Records provided >>

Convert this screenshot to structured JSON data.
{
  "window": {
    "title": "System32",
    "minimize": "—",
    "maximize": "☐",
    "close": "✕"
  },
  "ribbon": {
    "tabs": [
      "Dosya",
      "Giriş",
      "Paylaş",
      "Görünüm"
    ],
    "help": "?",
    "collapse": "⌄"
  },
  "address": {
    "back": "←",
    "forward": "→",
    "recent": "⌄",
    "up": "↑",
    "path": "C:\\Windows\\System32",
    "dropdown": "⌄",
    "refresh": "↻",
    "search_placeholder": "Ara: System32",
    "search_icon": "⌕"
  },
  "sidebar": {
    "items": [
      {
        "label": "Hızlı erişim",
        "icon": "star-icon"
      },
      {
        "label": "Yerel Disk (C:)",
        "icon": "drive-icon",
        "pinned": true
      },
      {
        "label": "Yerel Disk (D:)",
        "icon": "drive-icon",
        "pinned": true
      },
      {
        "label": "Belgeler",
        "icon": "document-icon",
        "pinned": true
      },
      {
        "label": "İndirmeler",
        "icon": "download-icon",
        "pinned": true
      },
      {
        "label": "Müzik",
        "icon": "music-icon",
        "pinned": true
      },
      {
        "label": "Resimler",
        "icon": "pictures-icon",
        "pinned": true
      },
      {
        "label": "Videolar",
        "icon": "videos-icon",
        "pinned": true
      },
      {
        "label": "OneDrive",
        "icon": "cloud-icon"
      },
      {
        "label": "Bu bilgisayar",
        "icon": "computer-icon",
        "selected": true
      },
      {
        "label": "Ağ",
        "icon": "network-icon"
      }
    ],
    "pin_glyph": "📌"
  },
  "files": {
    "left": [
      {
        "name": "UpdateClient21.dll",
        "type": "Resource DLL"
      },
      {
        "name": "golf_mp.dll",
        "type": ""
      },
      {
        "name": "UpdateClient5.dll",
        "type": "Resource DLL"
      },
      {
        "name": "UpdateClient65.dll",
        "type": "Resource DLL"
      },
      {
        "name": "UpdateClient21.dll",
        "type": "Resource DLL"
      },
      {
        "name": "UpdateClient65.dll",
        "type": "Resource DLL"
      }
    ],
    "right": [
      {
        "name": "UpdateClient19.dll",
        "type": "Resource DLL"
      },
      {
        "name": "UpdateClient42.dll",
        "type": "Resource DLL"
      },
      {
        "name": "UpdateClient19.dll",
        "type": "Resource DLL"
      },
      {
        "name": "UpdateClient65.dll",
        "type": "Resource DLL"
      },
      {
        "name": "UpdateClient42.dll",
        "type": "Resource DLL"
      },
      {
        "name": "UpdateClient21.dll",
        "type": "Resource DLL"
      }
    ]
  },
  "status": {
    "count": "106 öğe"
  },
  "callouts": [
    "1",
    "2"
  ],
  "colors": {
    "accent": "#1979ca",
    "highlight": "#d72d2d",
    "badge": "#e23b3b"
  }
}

Your goal >> Output all of the data again, exactly.

Completed task >>
Convert this screenshot to structured JSON data.
{
  "window": {
    "title": "System32",
    "minimize": "—",
    "maximize": "☐",
    "close": "✕"
  },
  "ribbon": {
    "tabs": [
      "Dosya",
      "Giriş",
      "Paylaş",
      "Görünüm"
    ],
    "help": "?",
    "collapse": "⌄"
  },
  "address": {
    "back": "←",
    "forward": "→",
    "recent": "⌄",
    "up": "↑",
    "path": "C:\\Windows\\System32",
    "dropdown": "⌄",
    "refresh": "↻",
    "search_placeholder": "Ara: System32",
    "search_icon": "⌕"
  },
  "sidebar": {
    "items": [
      {
        "label": "Hızlı erişim",
        "icon": "star-icon"
      },
      {
        "label": "Yerel Disk (C:)",
        "icon": "drive-icon",
        "pinned": true
      },
      {
        "label": "Yerel Disk (D:)",
        "icon": "drive-icon",
        "pinned": true
      },
      {
        "label": "Belgeler",
        "icon": "document-icon",
        "pinned": true
      },
      {
        "label": "İndirmeler",
        "icon": "download-icon",
        "pinned": true
      },
      {
        "label": "Müzik",
        "icon": "music-icon",
        "pinned": true
      },
      {
        "label": "Resimler",
        "icon": "pictures-icon",
        "pinned": true
      },
      {
        "label": "Videolar",
        "icon": "videos-icon",
        "pinned": true
      },
      {
        "label": "OneDrive",
        "icon": "cloud-icon"
      },
      {
        "label": "Bu bilgisayar",
        "icon": "computer-icon",
        "selected": true
      },
      {
        "label": "Ağ",
        "icon": "network-icon"
      }
    ],
    "pin_glyph": "📌"
  },
  "files": {
    "left": [
      {
        "name": "UpdateClient21.dll",
        "type": "Resource DLL"
      },
      {
        "name": "golf_mp.dll",
        "type": ""
      },
      {
        "name": "UpdateClient5.dll",
        "type": "Resource DLL"
      },
      {
        "name": "UpdateClient65.dll",
        "type": "Resource DLL"
      },
      {
        "name": "UpdateClient21.dll",
        "type": "Resource DLL"
      },
      {
        "name": "UpdateClient65.dll",
        "type": "Resource DLL"
      }
    ],
    "right": [
      {
        "name": "UpdateClient19.dll",
        "type": "Resource DLL"
      },
      {
        "name": "UpdateClient42.dll",
        "type": "Resource DLL"
      },
      {
        "name": "UpdateClient19.dll",
        "type": "Resource DLL"
      },
      {
        "name": "UpdateClient65.dll",
        "type": "Resource DLL"
      },
      {
        "name": "UpdateClient42.dll",
        "type": "Resource DLL"
      },
      {
        "name": "UpdateClient21.dll",
        "type": "Resource DLL"
      }
    ]
  },
  "status": {
    "count": "106 öğe"
  },
  "callouts": [
    "1",
    "2"
  ],
  "colors": {
    "accent": "#1979ca",
    "highlight": "#d72d2d",
    "badge": "#e23b3b"
  }
}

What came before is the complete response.